→ **EXERCISE REQUIREMENTS**:
Your answer should be a single number: the count of lines that hold the word "email".

→ **DATA FOR THIS EXERCISE**:
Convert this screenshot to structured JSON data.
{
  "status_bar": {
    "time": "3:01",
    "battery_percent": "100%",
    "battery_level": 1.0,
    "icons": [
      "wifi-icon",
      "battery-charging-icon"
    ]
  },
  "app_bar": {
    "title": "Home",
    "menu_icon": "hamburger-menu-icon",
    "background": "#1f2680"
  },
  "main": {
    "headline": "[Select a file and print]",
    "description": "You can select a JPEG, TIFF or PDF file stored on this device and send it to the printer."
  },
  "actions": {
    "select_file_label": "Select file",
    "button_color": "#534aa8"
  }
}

...

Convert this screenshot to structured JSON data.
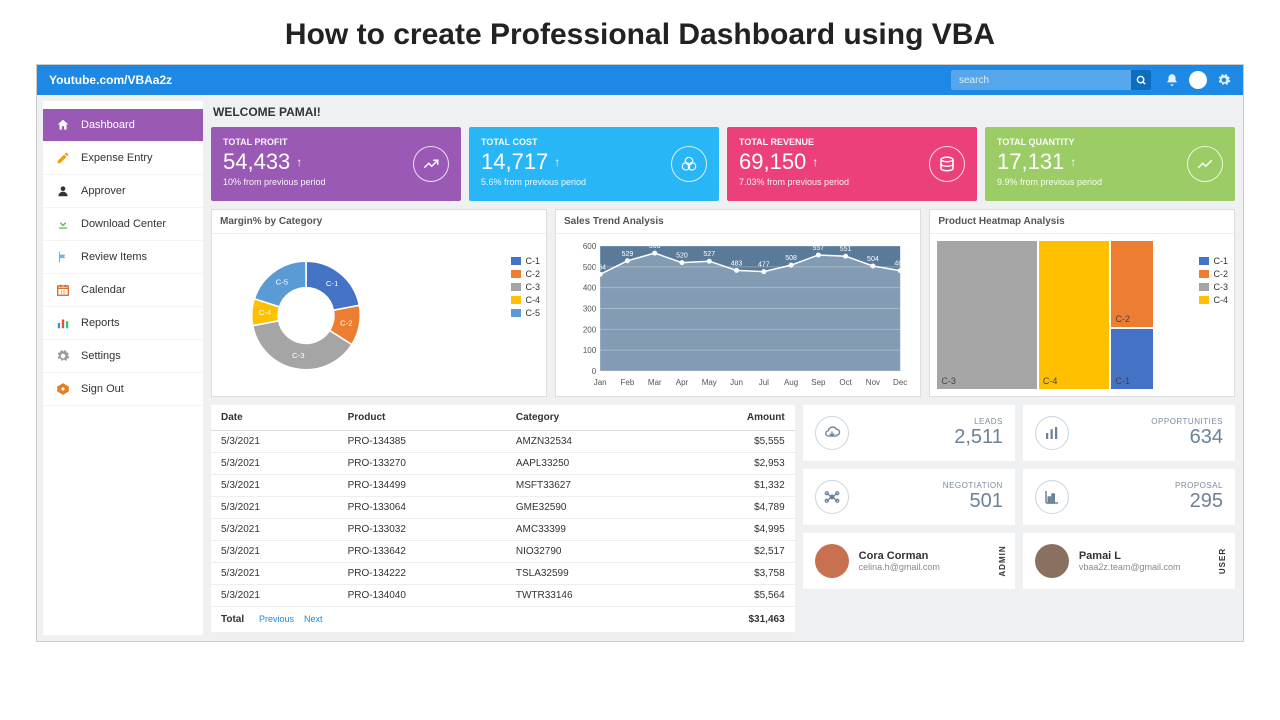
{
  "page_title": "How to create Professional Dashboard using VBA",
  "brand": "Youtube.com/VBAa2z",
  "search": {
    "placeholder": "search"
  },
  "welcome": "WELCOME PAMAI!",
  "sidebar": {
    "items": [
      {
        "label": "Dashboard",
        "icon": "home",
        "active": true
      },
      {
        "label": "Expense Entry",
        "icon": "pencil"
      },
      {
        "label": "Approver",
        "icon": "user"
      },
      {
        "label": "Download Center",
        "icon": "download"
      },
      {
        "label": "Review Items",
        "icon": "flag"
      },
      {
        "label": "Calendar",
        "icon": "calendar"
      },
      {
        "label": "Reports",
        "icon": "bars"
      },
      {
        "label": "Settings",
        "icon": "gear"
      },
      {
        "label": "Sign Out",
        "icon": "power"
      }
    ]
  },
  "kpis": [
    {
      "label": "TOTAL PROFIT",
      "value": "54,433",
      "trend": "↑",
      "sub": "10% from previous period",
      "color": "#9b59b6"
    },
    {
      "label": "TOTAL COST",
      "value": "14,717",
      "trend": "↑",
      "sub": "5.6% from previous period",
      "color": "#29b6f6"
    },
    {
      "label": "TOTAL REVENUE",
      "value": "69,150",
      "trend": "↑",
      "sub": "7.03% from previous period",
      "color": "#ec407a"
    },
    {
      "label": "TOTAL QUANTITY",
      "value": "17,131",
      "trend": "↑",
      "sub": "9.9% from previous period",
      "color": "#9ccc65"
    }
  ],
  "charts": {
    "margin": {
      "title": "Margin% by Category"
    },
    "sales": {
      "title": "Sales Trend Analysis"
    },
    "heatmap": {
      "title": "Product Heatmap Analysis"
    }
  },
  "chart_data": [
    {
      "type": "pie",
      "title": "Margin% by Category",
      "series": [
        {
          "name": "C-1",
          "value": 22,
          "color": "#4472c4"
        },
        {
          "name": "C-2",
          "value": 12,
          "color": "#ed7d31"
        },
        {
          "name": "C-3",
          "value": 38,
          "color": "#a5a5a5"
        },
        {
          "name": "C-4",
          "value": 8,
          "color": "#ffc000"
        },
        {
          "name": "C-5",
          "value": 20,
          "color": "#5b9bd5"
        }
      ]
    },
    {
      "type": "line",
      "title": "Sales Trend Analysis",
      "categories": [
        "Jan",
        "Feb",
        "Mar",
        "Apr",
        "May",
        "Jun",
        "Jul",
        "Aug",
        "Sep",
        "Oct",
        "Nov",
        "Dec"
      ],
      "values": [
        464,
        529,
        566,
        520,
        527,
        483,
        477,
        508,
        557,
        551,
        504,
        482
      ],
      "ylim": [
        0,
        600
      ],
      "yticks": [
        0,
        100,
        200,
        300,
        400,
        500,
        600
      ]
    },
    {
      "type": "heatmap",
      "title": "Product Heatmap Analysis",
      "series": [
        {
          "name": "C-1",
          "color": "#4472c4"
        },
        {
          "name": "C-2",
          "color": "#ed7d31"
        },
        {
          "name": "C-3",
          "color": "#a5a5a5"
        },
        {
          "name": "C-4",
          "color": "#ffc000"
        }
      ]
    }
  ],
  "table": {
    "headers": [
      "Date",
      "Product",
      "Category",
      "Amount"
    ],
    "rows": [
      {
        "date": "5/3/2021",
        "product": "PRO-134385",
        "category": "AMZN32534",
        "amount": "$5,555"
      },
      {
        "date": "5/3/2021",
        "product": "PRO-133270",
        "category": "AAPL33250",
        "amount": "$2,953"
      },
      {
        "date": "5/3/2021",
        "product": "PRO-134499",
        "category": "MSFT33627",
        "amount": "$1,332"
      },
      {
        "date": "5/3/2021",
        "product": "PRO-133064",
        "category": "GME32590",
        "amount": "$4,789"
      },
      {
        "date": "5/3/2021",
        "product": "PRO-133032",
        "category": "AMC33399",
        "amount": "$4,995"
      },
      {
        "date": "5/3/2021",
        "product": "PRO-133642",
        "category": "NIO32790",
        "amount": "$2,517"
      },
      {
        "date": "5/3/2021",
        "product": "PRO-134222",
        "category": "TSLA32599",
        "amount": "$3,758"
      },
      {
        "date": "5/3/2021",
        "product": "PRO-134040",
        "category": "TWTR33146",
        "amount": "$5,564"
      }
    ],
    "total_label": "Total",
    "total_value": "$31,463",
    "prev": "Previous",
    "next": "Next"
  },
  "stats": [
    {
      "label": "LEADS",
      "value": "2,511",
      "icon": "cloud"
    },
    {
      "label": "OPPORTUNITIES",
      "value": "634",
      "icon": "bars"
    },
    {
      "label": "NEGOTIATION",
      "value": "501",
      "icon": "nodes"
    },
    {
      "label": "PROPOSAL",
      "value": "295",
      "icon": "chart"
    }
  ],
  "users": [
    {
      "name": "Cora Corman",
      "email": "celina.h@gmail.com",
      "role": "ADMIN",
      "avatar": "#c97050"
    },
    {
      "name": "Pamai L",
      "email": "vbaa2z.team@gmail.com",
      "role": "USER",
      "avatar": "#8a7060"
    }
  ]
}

* * *

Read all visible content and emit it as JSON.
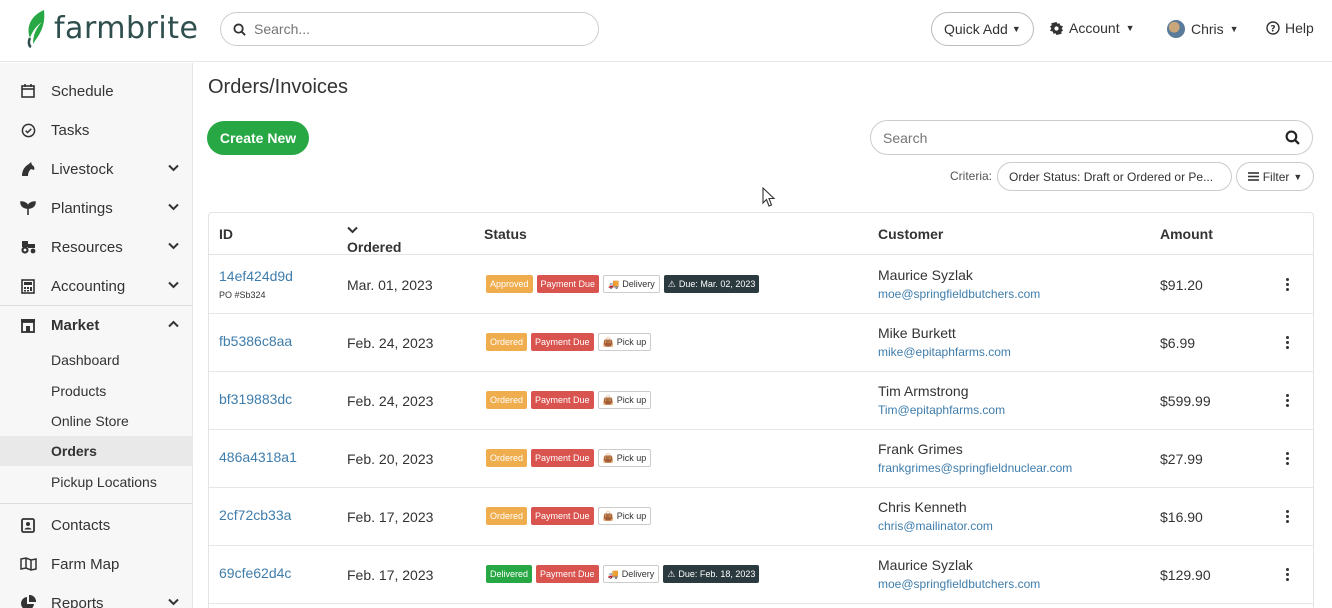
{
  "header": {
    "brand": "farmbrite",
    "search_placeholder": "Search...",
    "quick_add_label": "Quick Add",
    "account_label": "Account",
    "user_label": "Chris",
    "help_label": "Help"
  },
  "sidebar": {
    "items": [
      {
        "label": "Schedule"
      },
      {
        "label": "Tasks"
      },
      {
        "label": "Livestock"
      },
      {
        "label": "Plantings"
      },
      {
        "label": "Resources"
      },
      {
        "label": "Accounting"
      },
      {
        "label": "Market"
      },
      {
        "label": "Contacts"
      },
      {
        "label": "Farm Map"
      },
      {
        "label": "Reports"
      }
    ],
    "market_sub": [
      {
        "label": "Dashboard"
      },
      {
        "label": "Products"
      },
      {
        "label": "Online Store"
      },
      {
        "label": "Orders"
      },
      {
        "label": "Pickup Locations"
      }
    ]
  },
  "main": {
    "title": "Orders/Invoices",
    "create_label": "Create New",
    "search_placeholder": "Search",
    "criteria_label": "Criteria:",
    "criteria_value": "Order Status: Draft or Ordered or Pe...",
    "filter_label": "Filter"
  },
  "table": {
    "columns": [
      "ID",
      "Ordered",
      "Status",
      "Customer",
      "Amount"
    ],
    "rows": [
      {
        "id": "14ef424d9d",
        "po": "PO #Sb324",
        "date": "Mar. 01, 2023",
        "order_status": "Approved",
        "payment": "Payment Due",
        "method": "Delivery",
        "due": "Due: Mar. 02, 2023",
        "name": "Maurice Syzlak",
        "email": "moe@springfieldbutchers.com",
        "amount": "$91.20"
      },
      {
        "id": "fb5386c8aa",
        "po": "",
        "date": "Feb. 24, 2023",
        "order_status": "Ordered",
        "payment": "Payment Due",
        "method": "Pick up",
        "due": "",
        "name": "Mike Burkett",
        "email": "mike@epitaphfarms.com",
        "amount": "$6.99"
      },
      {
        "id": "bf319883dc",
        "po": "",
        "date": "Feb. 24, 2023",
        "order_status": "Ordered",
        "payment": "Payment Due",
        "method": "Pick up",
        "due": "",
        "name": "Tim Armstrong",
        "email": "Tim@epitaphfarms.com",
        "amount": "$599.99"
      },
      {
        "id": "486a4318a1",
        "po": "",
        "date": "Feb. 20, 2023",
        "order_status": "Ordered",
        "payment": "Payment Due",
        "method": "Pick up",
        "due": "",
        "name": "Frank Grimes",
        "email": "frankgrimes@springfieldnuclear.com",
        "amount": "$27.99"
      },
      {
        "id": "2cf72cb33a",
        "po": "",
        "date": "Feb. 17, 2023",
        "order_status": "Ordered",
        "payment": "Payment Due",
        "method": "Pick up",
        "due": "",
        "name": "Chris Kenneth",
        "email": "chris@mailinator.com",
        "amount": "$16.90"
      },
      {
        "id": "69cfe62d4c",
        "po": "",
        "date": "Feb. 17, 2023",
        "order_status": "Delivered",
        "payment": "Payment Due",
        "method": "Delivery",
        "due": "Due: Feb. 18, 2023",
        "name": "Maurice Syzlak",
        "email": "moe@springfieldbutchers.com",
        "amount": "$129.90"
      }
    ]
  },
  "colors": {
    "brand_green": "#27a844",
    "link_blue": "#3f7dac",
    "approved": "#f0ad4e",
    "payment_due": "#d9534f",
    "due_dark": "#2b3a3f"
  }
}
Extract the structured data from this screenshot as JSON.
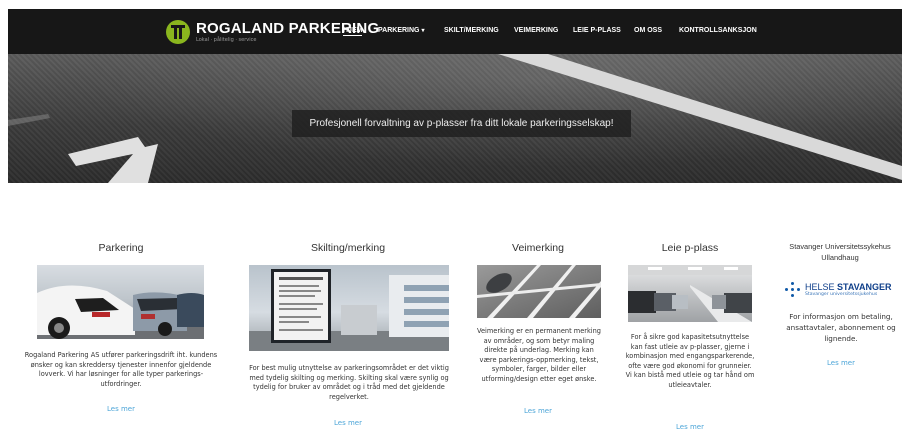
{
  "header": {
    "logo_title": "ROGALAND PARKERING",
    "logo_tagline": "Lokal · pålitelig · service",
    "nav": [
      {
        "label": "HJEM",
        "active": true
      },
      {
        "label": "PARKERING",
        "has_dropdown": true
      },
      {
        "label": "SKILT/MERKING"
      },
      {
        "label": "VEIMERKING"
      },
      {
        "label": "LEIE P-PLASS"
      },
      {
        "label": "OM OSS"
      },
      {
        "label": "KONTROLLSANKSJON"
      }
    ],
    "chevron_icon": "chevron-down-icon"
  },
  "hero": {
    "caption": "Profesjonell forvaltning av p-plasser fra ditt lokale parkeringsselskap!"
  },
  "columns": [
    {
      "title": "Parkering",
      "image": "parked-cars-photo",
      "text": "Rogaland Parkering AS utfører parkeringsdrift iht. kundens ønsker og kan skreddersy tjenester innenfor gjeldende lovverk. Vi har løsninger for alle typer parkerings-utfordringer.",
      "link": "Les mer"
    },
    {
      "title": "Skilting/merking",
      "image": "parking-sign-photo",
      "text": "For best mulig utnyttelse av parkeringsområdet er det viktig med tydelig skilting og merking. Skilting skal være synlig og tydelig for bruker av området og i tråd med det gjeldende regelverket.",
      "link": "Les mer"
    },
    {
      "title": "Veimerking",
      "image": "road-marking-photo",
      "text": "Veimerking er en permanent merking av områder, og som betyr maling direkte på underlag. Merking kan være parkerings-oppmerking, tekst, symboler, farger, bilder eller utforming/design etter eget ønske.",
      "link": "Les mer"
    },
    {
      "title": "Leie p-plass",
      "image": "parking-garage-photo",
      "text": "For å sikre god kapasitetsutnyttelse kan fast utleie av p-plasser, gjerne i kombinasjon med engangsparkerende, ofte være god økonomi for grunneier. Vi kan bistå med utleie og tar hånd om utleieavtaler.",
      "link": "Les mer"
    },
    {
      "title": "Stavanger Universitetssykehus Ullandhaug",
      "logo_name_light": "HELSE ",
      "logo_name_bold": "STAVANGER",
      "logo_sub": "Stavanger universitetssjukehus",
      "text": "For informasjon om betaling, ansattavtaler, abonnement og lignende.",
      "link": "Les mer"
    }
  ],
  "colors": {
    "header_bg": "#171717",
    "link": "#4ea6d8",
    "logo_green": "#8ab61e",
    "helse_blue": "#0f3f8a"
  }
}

→ **ANSWER BELOW**:
8